_Stated task_. Repeat every entry word for word, but leave the images out of your copy.

[Data items]
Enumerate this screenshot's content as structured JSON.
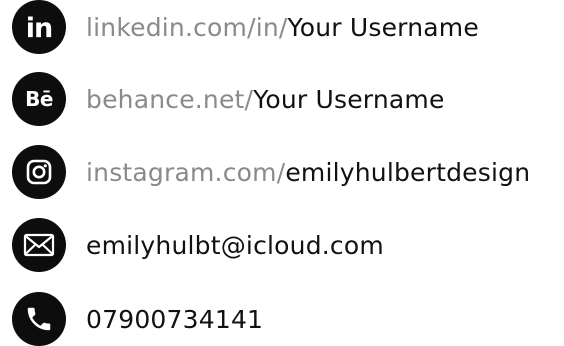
{
  "contacts": {
    "linkedin": {
      "icon": "linkedin-icon",
      "icon_text": "in",
      "prefix": "linkedin.com/in/",
      "value": "Your Username"
    },
    "behance": {
      "icon": "behance-icon",
      "icon_text": "Bē",
      "prefix": "behance.net/",
      "value": "Your Username"
    },
    "instagram": {
      "icon": "instagram-icon",
      "prefix": "instagram.com/",
      "value": "emilyhulbertdesign"
    },
    "email": {
      "icon": "envelope-icon",
      "value": "emilyhulbt@icloud.com"
    },
    "phone": {
      "icon": "phone-icon",
      "value": "07900734141"
    }
  },
  "colors": {
    "icon_background": "#0d0d0d",
    "prefix_text": "#8a8a8a",
    "value_text": "#111111"
  }
}
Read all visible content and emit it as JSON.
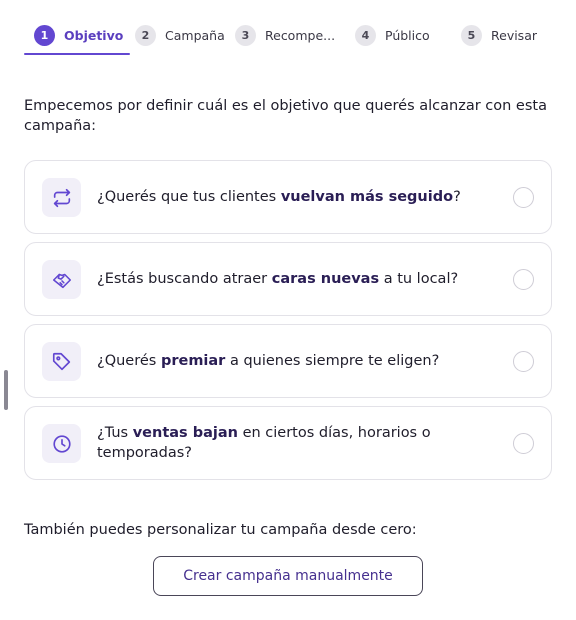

_Full answer_.
Enumerate this screenshot's content as structured JSON.
{
  "contacts": {
    "linkedin": {
      "icon": "linkedin-icon",
      "icon_text": "in",
      "prefix": "linkedin.com/in/",
      "value": "Your Username"
    },
    "behance": {
      "icon": "behance-icon",
      "icon_text": "Bē",
      "prefix": "behance.net/",
      "value": "Your Username"
    },
    "instagram": {
      "icon": "instagram-icon",
      "prefix": "instagram.com/",
      "value": "emilyhulbertdesign"
    },
    "email": {
      "icon": "envelope-icon",
      "value": "emilyhulbt@icloud.com"
    },
    "phone": {
      "icon": "phone-icon",
      "value": "07900734141"
    }
  },
  "colors": {
    "icon_background": "#0d0d0d",
    "prefix_text": "#8a8a8a",
    "value_text": "#111111"
  }
}
Read all visible content and emit it as JSON.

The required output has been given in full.